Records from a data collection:
☆ ☆ ☆ ☆ ☆
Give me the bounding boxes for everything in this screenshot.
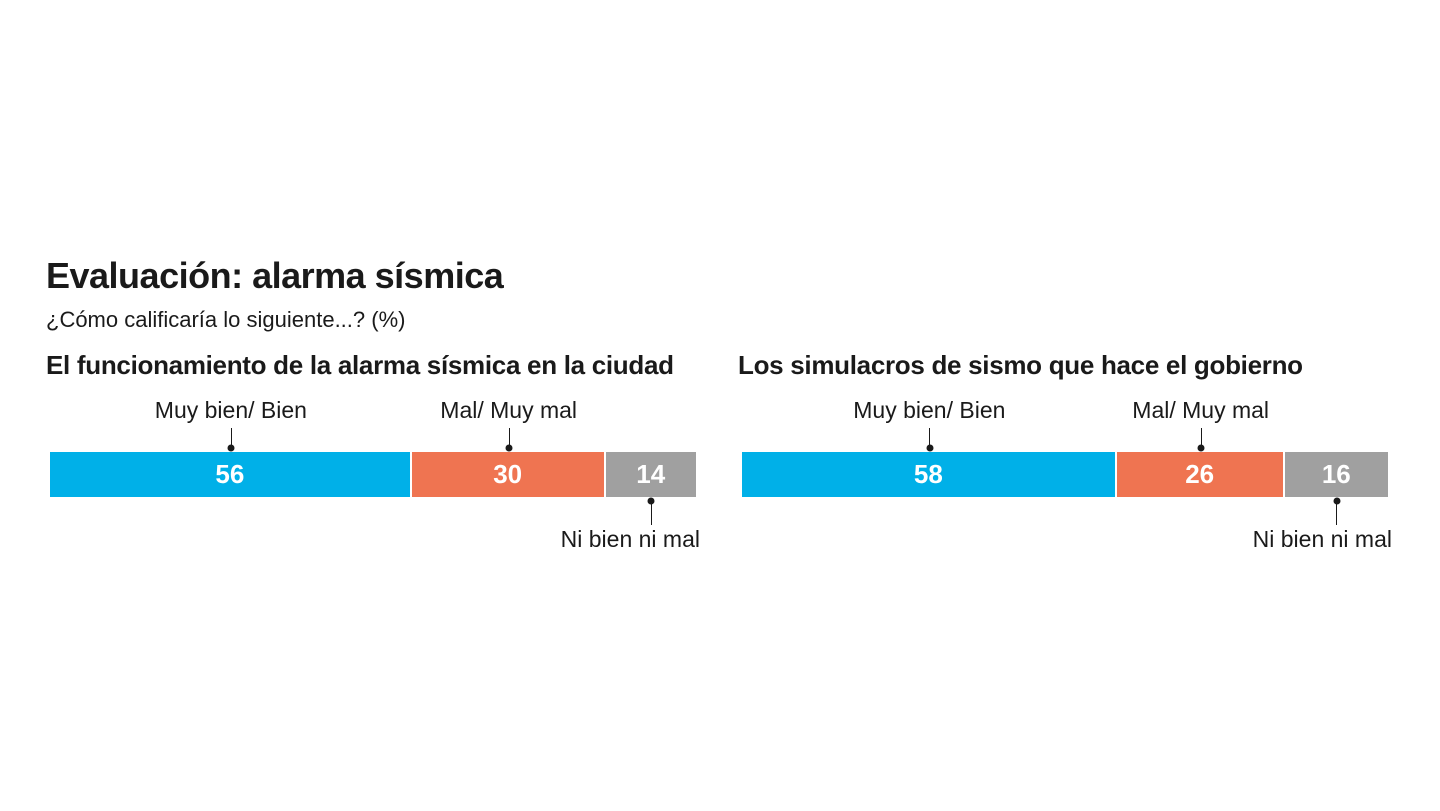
leader-dot — [227, 444, 235, 452]
category-label-ni-bien-ni-mal: Ni bien ni mal — [560, 526, 700, 552]
bar-segment-ni-bien-ni-mal: 14 — [605, 452, 696, 497]
bar-segment-muy-bien-bien: 56 — [50, 452, 412, 497]
category-label-mal-muy-mal: Mal/ Muy mal — [440, 397, 578, 423]
bar-segment-ni-bien-ni-mal: 16 — [1284, 452, 1388, 497]
category-label-muy-bien-bien: Muy bien/ Bien — [853, 397, 1006, 423]
leader-dot — [505, 444, 513, 452]
category-label-mal-muy-mal: Mal/ Muy mal — [1132, 397, 1270, 423]
panel-title: Los simulacros de sismo que hace el gobi… — [738, 350, 1303, 380]
chart-subtitle: ¿Cómo calificaría lo siguiente...? (%) — [46, 307, 406, 332]
bar-segment-mal-muy-mal: 26 — [1116, 452, 1285, 497]
bar-segment-mal-muy-mal: 30 — [411, 452, 606, 497]
leader-dot — [1197, 444, 1205, 452]
leader-line — [650, 501, 652, 525]
leader-line — [929, 428, 931, 448]
leader-line — [508, 428, 510, 448]
leader-dot — [926, 444, 934, 452]
stacked-bar: 58 26 16 — [742, 452, 1388, 497]
leader-line — [1336, 501, 1338, 525]
stacked-bar: 56 30 14 — [50, 452, 696, 497]
chart-panel-simulacros: Los simulacros de sismo que hace el gobi… — [738, 346, 1398, 566]
leader-dot — [1333, 497, 1341, 505]
category-label-ni-bien-ni-mal: Ni bien ni mal — [1252, 526, 1392, 552]
leader-dot — [647, 497, 655, 505]
leader-line — [230, 428, 232, 448]
leader-line — [1200, 428, 1202, 448]
category-label-muy-bien-bien: Muy bien/ Bien — [154, 397, 307, 423]
bar-segment-muy-bien-bien: 58 — [742, 452, 1117, 497]
chart-panel-alarma: El funcionamiento de la alarma sísmica e… — [46, 346, 706, 566]
panel-title: El funcionamiento de la alarma sísmica e… — [46, 350, 674, 380]
chart-title: Evaluación: alarma sísmica — [46, 255, 504, 296]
☆ ☆ ☆ ☆ ☆
> **TASK INSTRUCTIONS**
Reproduce every one of the lines above verbatim, omitting the picture.

> **EXERCISE OUTPUT**
Give me the bounding boxes for everything in this screenshot.
leader-dot — [227, 444, 235, 452]
category-label-ni-bien-ni-mal: Ni bien ni mal — [560, 526, 700, 552]
bar-segment-ni-bien-ni-mal: 14 — [605, 452, 696, 497]
bar-segment-muy-bien-bien: 56 — [50, 452, 412, 497]
category-label-mal-muy-mal: Mal/ Muy mal — [440, 397, 578, 423]
bar-segment-ni-bien-ni-mal: 16 — [1284, 452, 1388, 497]
category-label-muy-bien-bien: Muy bien/ Bien — [853, 397, 1006, 423]
leader-dot — [505, 444, 513, 452]
category-label-mal-muy-mal: Mal/ Muy mal — [1132, 397, 1270, 423]
panel-title: Los simulacros de sismo que hace el gobi… — [738, 350, 1303, 380]
chart-subtitle: ¿Cómo calificaría lo siguiente...? (%) — [46, 307, 406, 332]
bar-segment-mal-muy-mal: 26 — [1116, 452, 1285, 497]
bar-segment-mal-muy-mal: 30 — [411, 452, 606, 497]
leader-dot — [1197, 444, 1205, 452]
leader-line — [650, 501, 652, 525]
leader-line — [929, 428, 931, 448]
leader-line — [508, 428, 510, 448]
leader-dot — [926, 444, 934, 452]
stacked-bar: 58 26 16 — [742, 452, 1388, 497]
leader-line — [1336, 501, 1338, 525]
stacked-bar: 56 30 14 — [50, 452, 696, 497]
chart-panel-simulacros: Los simulacros de sismo que hace el gobi… — [738, 346, 1398, 566]
leader-dot — [1333, 497, 1341, 505]
category-label-ni-bien-ni-mal: Ni bien ni mal — [1252, 526, 1392, 552]
leader-dot — [647, 497, 655, 505]
leader-line — [230, 428, 232, 448]
leader-line — [1200, 428, 1202, 448]
category-label-muy-bien-bien: Muy bien/ Bien — [154, 397, 307, 423]
bar-segment-muy-bien-bien: 58 — [742, 452, 1117, 497]
chart-panel-alarma: El funcionamiento de la alarma sísmica e… — [46, 346, 706, 566]
panel-title: El funcionamiento de la alarma sísmica e… — [46, 350, 674, 380]
chart-title: Evaluación: alarma sísmica — [46, 255, 504, 296]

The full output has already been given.